#### Dataset extract
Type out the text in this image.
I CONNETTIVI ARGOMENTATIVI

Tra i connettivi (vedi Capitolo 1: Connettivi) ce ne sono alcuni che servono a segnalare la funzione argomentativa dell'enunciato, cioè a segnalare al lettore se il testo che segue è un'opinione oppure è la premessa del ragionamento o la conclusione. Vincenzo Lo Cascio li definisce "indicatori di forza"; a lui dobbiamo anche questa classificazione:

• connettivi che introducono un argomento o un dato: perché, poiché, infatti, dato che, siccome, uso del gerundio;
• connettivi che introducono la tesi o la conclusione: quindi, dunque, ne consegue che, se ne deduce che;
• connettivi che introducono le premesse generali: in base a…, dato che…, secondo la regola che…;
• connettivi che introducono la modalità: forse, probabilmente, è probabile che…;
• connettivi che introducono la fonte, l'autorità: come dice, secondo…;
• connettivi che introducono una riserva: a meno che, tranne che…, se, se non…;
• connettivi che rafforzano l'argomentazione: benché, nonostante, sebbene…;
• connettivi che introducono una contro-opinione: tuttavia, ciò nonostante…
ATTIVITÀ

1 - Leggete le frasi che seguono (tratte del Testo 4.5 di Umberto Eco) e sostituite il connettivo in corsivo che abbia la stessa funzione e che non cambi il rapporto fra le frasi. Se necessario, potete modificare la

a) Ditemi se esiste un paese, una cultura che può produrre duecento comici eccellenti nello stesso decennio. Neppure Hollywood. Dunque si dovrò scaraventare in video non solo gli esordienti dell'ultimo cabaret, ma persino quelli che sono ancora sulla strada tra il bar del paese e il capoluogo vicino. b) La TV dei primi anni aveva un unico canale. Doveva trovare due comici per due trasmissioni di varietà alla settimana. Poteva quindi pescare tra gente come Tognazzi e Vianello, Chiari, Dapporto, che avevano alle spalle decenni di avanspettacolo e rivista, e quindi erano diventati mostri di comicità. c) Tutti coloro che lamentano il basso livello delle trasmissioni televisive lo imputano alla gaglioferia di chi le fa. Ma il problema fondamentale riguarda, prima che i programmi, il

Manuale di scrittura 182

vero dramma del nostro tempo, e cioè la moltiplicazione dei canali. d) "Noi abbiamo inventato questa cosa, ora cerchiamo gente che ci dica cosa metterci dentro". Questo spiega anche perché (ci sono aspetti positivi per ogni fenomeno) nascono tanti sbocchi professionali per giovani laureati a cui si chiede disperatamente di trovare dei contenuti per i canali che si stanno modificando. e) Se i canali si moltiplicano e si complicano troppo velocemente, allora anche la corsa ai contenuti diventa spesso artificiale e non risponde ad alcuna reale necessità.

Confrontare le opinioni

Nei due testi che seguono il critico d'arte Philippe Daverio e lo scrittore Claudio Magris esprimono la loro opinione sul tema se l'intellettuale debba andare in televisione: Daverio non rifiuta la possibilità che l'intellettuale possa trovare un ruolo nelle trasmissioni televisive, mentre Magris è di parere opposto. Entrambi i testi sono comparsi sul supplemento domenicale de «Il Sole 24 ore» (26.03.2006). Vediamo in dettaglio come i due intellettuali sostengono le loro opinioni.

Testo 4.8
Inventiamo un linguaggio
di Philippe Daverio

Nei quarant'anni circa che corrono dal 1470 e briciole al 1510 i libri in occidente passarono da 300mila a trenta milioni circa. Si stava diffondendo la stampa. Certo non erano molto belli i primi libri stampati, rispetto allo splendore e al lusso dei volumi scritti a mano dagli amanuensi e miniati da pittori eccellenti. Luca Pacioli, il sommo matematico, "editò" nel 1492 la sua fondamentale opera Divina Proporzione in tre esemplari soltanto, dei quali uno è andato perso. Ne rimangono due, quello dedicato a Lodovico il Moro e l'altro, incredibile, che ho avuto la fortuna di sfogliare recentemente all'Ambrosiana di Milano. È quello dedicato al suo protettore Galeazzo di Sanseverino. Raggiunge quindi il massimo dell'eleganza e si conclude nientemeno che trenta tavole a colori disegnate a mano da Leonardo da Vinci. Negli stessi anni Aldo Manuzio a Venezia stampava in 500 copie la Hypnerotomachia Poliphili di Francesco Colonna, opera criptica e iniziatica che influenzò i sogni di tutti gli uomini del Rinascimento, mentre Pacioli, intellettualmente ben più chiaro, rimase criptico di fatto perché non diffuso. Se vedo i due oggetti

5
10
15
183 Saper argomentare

#### Problem description
Extract from the data every line where "anni" shows up.

#### Task solution
a) Ditemi se esiste un paese, una cultura che può produrre duecento comici eccellenti nello stesso decennio. Neppure Hollywood. Dunque si dovrò scaraventare in video non solo gli esordienti dell'ultimo cabaret, ma persino quelli che sono ancora sulla strada tra il bar del paese e il capoluogo vicino. b) La TV dei primi anni aveva un unico canale. Doveva trovare due comici per due trasmissioni di varietà alla settimana. Poteva quindi pescare tra gente come Tognazzi e Vianello, Chiari, Dapporto, che avevano alle spalle decenni di avanspettacolo e rivista, e quindi erano diventati mostri di comicità. c) Tutti coloro che lamentano il basso livello delle trasmissioni televisive lo imputano alla gaglioferia di chi le fa. Ma il problema fondamentale riguarda, prima che i programmi, il
Nei quarant'anni circa che corrono dal 1470 e briciole al 1510 i libri in occidente passarono da 300mila a trenta milioni circa. Si stava diffondendo la stampa. Certo non erano molto belli i primi libri stampati, rispetto allo splendore e al lusso dei volumi scritti a mano dagli amanuensi e miniati da pittori eccellenti. Luca Pacioli, il sommo matematico, "editò" nel 1492 la sua fondamentale opera Divina Proporzione in tre esemplari soltanto, dei quali uno è andato perso. Ne rimangono due, quello dedicato a Lodovico il Moro e l'altro, incredibile, che ho avuto la fortuna di sfogliare recentemente all'Ambrosiana di Milano. È quello dedicato al suo protettore Galeazzo di Sanseverino. Raggiunge quindi il massimo dell'eleganza e si conclude nientemeno che trenta tavole a colori disegnate a mano da Leonardo da Vinci. Negli stessi anni Aldo Manuzio a Venezia stampava in 500 copie la Hypnerotomachia Poliphili di Francesco Colonna, opera criptica e iniziatica che influenzò i sogni di tutti gli uomini del Rinascimento, mentre Pacioli, intellettualmente ben più chiaro, rimase criptico di fatto perché non diffuso. Se vedo i due oggetti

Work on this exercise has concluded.